→ **REQUIREMENT**: Extract the data exactly, missing nothing.

Data records
* * * * * * *

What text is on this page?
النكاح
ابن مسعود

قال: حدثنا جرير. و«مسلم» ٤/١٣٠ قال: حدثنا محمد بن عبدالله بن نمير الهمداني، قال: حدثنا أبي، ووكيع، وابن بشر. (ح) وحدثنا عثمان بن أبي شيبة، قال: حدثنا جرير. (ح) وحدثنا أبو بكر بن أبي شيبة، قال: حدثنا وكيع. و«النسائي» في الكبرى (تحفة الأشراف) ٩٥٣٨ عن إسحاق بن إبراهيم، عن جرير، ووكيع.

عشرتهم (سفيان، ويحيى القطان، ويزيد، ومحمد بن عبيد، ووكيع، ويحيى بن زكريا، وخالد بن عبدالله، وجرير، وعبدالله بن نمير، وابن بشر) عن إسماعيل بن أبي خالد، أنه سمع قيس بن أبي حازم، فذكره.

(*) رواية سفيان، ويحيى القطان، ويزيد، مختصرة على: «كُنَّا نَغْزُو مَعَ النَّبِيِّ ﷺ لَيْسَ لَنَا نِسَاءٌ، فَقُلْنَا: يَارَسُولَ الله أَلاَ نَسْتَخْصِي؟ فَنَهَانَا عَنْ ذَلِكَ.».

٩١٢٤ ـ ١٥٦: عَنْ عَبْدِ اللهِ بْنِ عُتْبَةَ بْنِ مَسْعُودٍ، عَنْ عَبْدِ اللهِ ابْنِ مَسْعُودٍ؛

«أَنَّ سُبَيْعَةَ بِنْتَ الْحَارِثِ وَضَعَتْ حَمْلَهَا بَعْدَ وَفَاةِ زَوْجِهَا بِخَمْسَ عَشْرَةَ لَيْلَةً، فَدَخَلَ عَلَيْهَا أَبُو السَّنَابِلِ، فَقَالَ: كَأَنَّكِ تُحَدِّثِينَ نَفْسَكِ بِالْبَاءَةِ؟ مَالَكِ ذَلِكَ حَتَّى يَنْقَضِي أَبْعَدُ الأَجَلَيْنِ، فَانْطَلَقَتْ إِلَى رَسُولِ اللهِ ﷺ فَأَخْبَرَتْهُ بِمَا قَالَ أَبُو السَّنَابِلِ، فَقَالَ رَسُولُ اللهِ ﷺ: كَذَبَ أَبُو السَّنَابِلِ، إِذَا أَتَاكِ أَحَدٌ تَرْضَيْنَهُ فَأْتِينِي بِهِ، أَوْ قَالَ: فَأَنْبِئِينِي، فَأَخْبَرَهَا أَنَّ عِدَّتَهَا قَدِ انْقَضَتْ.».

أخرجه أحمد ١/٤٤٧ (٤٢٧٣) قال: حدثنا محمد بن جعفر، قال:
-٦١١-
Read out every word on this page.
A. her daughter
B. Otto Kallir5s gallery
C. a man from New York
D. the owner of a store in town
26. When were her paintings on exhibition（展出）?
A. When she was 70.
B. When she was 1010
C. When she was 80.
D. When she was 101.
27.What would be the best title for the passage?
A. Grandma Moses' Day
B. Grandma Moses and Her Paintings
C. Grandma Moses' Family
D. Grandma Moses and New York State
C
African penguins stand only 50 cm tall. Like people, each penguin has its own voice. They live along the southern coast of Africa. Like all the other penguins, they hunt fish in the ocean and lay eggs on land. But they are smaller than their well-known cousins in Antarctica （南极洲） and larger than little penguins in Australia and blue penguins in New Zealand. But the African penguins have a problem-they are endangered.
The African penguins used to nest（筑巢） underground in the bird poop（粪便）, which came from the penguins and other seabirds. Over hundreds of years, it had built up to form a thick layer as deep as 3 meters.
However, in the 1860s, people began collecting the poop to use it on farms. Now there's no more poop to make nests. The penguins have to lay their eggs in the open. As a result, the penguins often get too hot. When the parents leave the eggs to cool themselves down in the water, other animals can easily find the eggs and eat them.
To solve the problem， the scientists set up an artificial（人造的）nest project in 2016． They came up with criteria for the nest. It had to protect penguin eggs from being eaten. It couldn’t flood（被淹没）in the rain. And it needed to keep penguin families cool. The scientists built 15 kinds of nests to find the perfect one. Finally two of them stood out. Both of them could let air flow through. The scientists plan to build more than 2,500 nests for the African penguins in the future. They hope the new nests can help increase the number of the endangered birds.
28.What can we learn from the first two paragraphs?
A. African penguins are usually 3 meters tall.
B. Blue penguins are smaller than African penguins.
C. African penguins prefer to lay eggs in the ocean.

* * * * * * *

→ **COMPLETED TASK**:
What text is on this page?
النكاح
ابن مسعود

قال: حدثنا جرير. و«مسلم» ٤/١٣٠ قال: حدثنا محمد بن عبدالله بن نمير الهمداني، قال: حدثنا أبي، ووكيع، وابن بشر. (ح) وحدثنا عثمان بن أبي شيبة، قال: حدثنا جرير. (ح) وحدثنا أبو بكر بن أبي شيبة، قال: حدثنا وكيع. و«النسائي» في الكبرى (تحفة الأشراف) ٩٥٣٨ عن إسحاق بن إبراهيم، عن جرير، ووكيع.

عشرتهم (سفيان، ويحيى القطان، ويزيد، ومحمد بن عبيد، ووكيع، ويحيى بن زكريا، وخالد بن عبدالله، وجرير، وعبدالله بن نمير، وابن بشر) عن إسماعيل بن أبي خالد، أنه سمع قيس بن أبي حازم، فذكره.

(*) رواية سفيان، ويحيى القطان، ويزيد، مختصرة على: «كُنَّا نَغْزُو مَعَ النَّبِيِّ ﷺ لَيْسَ لَنَا نِسَاءٌ، فَقُلْنَا: يَارَسُولَ الله أَلاَ نَسْتَخْصِي؟ فَنَهَانَا عَنْ ذَلِكَ.».

٩١٢٤ ـ ١٥٦: عَنْ عَبْدِ اللهِ بْنِ عُتْبَةَ بْنِ مَسْعُودٍ، عَنْ عَبْدِ اللهِ ابْنِ مَسْعُودٍ؛

«أَنَّ سُبَيْعَةَ بِنْتَ الْحَارِثِ وَضَعَتْ حَمْلَهَا بَعْدَ وَفَاةِ زَوْجِهَا بِخَمْسَ عَشْرَةَ لَيْلَةً، فَدَخَلَ عَلَيْهَا أَبُو السَّنَابِلِ، فَقَالَ: كَأَنَّكِ تُحَدِّثِينَ نَفْسَكِ بِالْبَاءَةِ؟ مَالَكِ ذَلِكَ حَتَّى يَنْقَضِي أَبْعَدُ الأَجَلَيْنِ، فَانْطَلَقَتْ إِلَى رَسُولِ اللهِ ﷺ فَأَخْبَرَتْهُ بِمَا قَالَ أَبُو السَّنَابِلِ، فَقَالَ رَسُولُ اللهِ ﷺ: كَذَبَ أَبُو السَّنَابِلِ، إِذَا أَتَاكِ أَحَدٌ تَرْضَيْنَهُ فَأْتِينِي بِهِ، أَوْ قَالَ: فَأَنْبِئِينِي، فَأَخْبَرَهَا أَنَّ عِدَّتَهَا قَدِ انْقَضَتْ.».

أخرجه أحمد ١/٤٤٧ (٤٢٧٣) قال: حدثنا محمد بن جعفر، قال:
-٦١١-
Read out every word on this page.
A. her daughter
B. Otto Kallir5s gallery
C. a man from New York
D. the owner of a store in town
26. When were her paintings on exhibition（展出）?
A. When she was 70.
B. When she was 1010
C. When she was 80.
D. When she was 101.
27.What would be the best title for the passage?
A. Grandma Moses' Day
B. Grandma Moses and Her Paintings
C. Grandma Moses' Family
D. Grandma Moses and New York State
C
African penguins stand only 50 cm tall. Like people, each penguin has its own voice. They live along the southern coast of Africa. Like all the other penguins, they hunt fish in the ocean and lay eggs on land. But they are smaller than their well-known cousins in Antarctica （南极洲） and larger than little penguins in Australia and blue penguins in New Zealand. But the African penguins have a problem-they are endangered.
The African penguins used to nest（筑巢） underground in the bird poop（粪便）, which came from the penguins and other seabirds. Over hundreds of years, it had built up to form a thick layer as deep as 3 meters.
However, in the 1860s, people began collecting the poop to use it on farms. Now there's no more poop to make nests. The penguins have to lay their eggs in the open. As a result, the penguins often get too hot. When the parents leave the eggs to cool themselves down in the water, other animals can easily find the eggs and eat them.
To solve the problem， the scientists set up an artificial（人造的）nest project in 2016． They came up with criteria for the nest. It had to protect penguin eggs from being eaten. It couldn’t flood（被淹没）in the rain. And it needed to keep penguin families cool. The scientists built 15 kinds of nests to find the perfect one. Finally two of them stood out. Both of them could let air flow through. The scientists plan to build more than 2,500 nests for the African penguins in the future. They hope the new nests can help increase the number of the endangered birds.
28.What can we learn from the first two paragraphs?
A. African penguins are usually 3 meters tall.
B. Blue penguins are smaller than African penguins.
C. African penguins prefer to lay eggs in the ocean.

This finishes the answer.